### GIVEN TASK 1
List each claim in the quotation that opens the blog post.
### GIVEN TASK 2
In the blog post, what was the writer searching for when they came across the email interview?
### GIVEN TASK 3
Explain why the blog post calls the email interview with The Guardian "somewhat gold."

“Life is without objective meaning, purpose or intrinsic value. Morality does not inherently exist, and that any established moral values are abstractly contrived. Knowledge is not possible and some aspect of reality does not exist as such.”
“Everything breaks, and that’s just the way it is.” – Etc.
I don’t really have a lot to say today, apart from today’s curated day is probably one of the bleakest things I’ve put together on this blog. Whether there’s beauty in that, is open to interpretation.
I was searching for GY!BE’s quote about how “The Internet is a petty and tyrannical monster”, and I found this probably rare email interview that they did with The Guardian. For a band that rarely gives interviews (or never), this is somewhat gold, that everybody else can find by adding to The Guardian’s traffic ratings.
Awfully bleak, but I just respect them even more so for somehow still existing as music makers in this rather commodified world of art and/or craft. I’m still not too sure if they’re simply throwing themselves into the tempest, of if they ARE the tempest.

### Element position data
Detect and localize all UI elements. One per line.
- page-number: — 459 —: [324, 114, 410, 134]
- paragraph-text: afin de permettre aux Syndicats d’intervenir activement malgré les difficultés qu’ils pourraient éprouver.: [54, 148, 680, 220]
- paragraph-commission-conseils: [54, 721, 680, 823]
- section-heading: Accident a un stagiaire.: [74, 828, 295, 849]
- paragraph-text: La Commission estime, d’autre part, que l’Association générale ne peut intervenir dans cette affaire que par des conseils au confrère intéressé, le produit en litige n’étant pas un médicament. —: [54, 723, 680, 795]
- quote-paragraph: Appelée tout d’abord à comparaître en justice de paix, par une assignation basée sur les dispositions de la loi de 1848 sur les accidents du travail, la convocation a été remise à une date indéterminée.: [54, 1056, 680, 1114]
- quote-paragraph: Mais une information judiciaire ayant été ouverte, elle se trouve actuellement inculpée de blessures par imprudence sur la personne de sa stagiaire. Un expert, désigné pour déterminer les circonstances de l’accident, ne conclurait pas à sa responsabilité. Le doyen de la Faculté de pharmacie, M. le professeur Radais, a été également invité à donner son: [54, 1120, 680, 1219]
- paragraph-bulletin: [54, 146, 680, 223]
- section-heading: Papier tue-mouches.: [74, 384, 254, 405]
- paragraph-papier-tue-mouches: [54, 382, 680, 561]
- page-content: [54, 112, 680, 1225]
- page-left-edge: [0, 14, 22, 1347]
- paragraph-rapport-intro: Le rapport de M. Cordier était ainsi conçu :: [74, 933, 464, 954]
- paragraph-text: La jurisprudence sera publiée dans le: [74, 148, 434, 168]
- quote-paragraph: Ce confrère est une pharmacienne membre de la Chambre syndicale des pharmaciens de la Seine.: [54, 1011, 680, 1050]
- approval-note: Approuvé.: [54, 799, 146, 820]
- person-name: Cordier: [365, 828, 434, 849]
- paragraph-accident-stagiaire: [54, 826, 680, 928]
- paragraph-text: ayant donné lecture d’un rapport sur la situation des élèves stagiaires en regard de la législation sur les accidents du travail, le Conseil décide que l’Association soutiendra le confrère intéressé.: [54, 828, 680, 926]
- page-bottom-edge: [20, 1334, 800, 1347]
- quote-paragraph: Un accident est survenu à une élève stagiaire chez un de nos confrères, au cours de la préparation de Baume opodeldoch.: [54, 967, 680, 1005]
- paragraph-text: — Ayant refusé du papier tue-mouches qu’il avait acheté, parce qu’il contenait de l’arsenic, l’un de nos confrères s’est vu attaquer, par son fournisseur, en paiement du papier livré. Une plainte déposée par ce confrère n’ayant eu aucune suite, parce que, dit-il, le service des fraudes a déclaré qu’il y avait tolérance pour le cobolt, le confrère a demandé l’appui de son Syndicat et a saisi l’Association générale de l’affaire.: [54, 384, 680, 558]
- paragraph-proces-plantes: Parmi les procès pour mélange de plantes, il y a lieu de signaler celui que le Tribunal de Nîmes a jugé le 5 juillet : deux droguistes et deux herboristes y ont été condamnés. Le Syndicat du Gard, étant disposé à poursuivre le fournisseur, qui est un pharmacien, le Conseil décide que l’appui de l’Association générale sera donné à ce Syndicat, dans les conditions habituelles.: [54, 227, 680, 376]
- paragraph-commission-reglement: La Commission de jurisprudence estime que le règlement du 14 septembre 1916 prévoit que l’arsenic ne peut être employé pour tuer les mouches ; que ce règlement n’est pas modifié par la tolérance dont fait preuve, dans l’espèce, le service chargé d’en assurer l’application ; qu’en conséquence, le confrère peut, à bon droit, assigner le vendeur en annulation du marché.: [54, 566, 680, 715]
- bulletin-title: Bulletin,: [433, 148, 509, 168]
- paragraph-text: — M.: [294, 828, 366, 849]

### COMPLETE RESPONSE 1
Life is without objective meaning, purpose or intrinsic value.
Morality does not inherently exist.
Any established moral values are abstractly contrived.
Knowledge is not possible.
Some aspect of reality does not exist as such.

### COMPLETE RESPONSE 2
GY!BE's quote that "The Internet is a petty and tyrannical monster."

### COMPLETE RESPONSE 3
The band rarely, or never, gives interviews, which makes this email interview a probably rare find.